DATA FOR THIS EXERCISE |
--- start ---
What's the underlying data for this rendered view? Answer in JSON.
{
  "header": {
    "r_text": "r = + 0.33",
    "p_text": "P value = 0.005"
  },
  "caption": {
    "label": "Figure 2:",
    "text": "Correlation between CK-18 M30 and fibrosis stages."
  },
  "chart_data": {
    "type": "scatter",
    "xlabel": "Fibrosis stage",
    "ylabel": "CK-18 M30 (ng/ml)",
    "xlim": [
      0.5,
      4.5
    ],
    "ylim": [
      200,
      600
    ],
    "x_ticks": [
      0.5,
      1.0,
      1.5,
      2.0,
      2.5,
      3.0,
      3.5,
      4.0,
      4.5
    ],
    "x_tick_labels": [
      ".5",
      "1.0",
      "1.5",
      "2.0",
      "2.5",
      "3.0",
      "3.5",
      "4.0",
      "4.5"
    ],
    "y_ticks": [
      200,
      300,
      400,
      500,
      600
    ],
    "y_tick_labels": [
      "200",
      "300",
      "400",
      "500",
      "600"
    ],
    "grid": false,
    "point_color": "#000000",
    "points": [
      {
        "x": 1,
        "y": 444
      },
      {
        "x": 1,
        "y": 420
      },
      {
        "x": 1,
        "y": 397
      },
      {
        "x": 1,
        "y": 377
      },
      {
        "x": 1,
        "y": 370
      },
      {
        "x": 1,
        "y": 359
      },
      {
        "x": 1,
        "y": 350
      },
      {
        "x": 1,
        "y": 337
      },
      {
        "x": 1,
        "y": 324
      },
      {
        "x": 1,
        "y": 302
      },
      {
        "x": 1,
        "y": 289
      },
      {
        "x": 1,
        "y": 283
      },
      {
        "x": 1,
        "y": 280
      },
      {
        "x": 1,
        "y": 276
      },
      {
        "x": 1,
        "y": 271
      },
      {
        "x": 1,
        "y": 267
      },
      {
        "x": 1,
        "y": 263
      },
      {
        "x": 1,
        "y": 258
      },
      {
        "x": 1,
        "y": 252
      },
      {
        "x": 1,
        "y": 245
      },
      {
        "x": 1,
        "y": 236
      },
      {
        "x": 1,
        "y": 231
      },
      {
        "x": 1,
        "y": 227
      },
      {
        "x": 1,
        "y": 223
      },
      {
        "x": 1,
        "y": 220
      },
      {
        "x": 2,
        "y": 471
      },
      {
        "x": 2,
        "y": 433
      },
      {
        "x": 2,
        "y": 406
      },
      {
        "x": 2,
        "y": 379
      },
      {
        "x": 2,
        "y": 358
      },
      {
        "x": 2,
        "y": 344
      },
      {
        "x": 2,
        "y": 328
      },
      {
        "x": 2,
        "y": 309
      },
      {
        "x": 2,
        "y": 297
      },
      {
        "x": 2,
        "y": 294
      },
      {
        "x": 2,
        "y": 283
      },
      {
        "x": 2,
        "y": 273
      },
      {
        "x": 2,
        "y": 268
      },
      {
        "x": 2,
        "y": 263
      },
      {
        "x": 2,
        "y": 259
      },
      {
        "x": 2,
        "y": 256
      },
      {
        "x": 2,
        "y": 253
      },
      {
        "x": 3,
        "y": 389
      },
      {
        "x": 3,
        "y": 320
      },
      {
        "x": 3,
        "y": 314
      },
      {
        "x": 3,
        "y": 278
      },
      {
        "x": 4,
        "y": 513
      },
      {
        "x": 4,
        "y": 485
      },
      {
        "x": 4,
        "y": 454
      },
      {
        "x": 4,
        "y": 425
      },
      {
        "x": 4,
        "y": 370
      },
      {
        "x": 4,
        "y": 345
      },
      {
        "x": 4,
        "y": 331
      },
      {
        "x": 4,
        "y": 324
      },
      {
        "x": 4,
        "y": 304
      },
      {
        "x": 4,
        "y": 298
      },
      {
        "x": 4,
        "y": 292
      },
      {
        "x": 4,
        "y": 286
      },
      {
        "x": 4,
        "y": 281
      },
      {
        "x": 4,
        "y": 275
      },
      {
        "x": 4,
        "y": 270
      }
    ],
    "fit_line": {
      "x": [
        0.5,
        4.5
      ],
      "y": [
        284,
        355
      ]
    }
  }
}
--- end ---
JOB |
Return every entry exactly as given.

EXERCISE RESPONSE |
What's the underlying data for this rendered view? Answer in JSON.
{
  "header": {
    "r_text": "r = + 0.33",
    "p_text": "P value = 0.005"
  },
  "caption": {
    "label": "Figure 2:",
    "text": "Correlation between CK-18 M30 and fibrosis stages."
  },
  "chart_data": {
    "type": "scatter",
    "xlabel": "Fibrosis stage",
    "ylabel": "CK-18 M30 (ng/ml)",
    "xlim": [
      0.5,
      4.5
    ],
    "ylim": [
      200,
      600
    ],
    "x_ticks": [
      0.5,
      1.0,
      1.5,
      2.0,
      2.5,
      3.0,
      3.5,
      4.0,
      4.5
    ],
    "x_tick_labels": [
      ".5",
      "1.0",
      "1.5",
      "2.0",
      "2.5",
      "3.0",
      "3.5",
      "4.0",
      "4.5"
    ],
    "y_ticks": [
      200,
      300,
      400,
      500,
      600
    ],
    "y_tick_labels": [
      "200",
      "300",
      "400",
      "500",
      "600"
    ],
    "grid": false,
    "point_color": "#000000",
    "points": [
      {
        "x": 1,
        "y": 444
      },
      {
        "x": 1,
        "y": 420
      },
      {
        "x": 1,
        "y": 397
      },
      {
        "x": 1,
        "y": 377
      },
      {
        "x": 1,
        "y": 370
      },
      {
        "x": 1,
        "y": 359
      },
      {
        "x": 1,
        "y": 350
      },
      {
        "x": 1,
        "y": 337
      },
      {
        "x": 1,
        "y": 324
      },
      {
        "x": 1,
        "y": 302
      },
      {
        "x": 1,
        "y": 289
      },
      {
        "x": 1,
        "y": 283
      },
      {
        "x": 1,
        "y": 280
      },
      {
        "x": 1,
        "y": 276
      },
      {
        "x": 1,
        "y": 271
      },
      {
        "x": 1,
        "y": 267
      },
      {
        "x": 1,
        "y": 263
      },
      {
        "x": 1,
        "y": 258
      },
      {
        "x": 1,
        "y": 252
      },
      {
        "x": 1,
        "y": 245
      },
      {
        "x": 1,
        "y": 236
      },
      {
        "x": 1,
        "y": 231
      },
      {
        "x": 1,
        "y": 227
      },
      {
        "x": 1,
        "y": 223
      },
      {
        "x": 1,
        "y": 220
      },
      {
        "x": 2,
        "y": 471
      },
      {
        "x": 2,
        "y": 433
      },
      {
        "x": 2,
        "y": 406
      },
      {
        "x": 2,
        "y": 379
      },
      {
        "x": 2,
        "y": 358
      },
      {
        "x": 2,
        "y": 344
      },
      {
        "x": 2,
        "y": 328
      },
      {
        "x": 2,
        "y": 309
      },
      {
        "x": 2,
        "y": 297
      },
      {
        "x": 2,
        "y": 294
      },
      {
        "x": 2,
        "y": 283
      },
      {
        "x": 2,
        "y": 273
      },
      {
        "x": 2,
        "y": 268
      },
      {
        "x": 2,
        "y": 263
      },
      {
        "x": 2,
        "y": 259
      },
      {
        "x": 2,
        "y": 256
      },
      {
        "x": 2,
        "y": 253
      },
      {
        "x": 3,
        "y": 389
      },
      {
        "x": 3,
        "y": 320
      },
      {
        "x": 3,
        "y": 314
      },
      {
        "x": 3,
        "y": 278
      },
      {
        "x": 4,
        "y": 513
      },
      {
        "x": 4,
        "y": 485
      },
      {
        "x": 4,
        "y": 454
      },
      {
        "x": 4,
        "y": 425
      },
      {
        "x": 4,
        "y": 370
      },
      {
        "x": 4,
        "y": 345
      },
      {
        "x": 4,
        "y": 331
      },
      {
        "x": 4,
        "y": 324
      },
      {
        "x": 4,
        "y": 304
      },
      {
        "x": 4,
        "y": 298
      },
      {
        "x": 4,
        "y": 292
      },
      {
        "x": 4,
        "y": 286
      },
      {
        "x": 4,
        "y": 281
      },
      {
        "x": 4,
        "y": 275
      },
      {
        "x": 4,
        "y": 270
      }
    ],
    "fit_line": {
      "x": [
        0.5,
        4.5
      ],
      "y": [
        284,
        355
      ]
    }
  }
}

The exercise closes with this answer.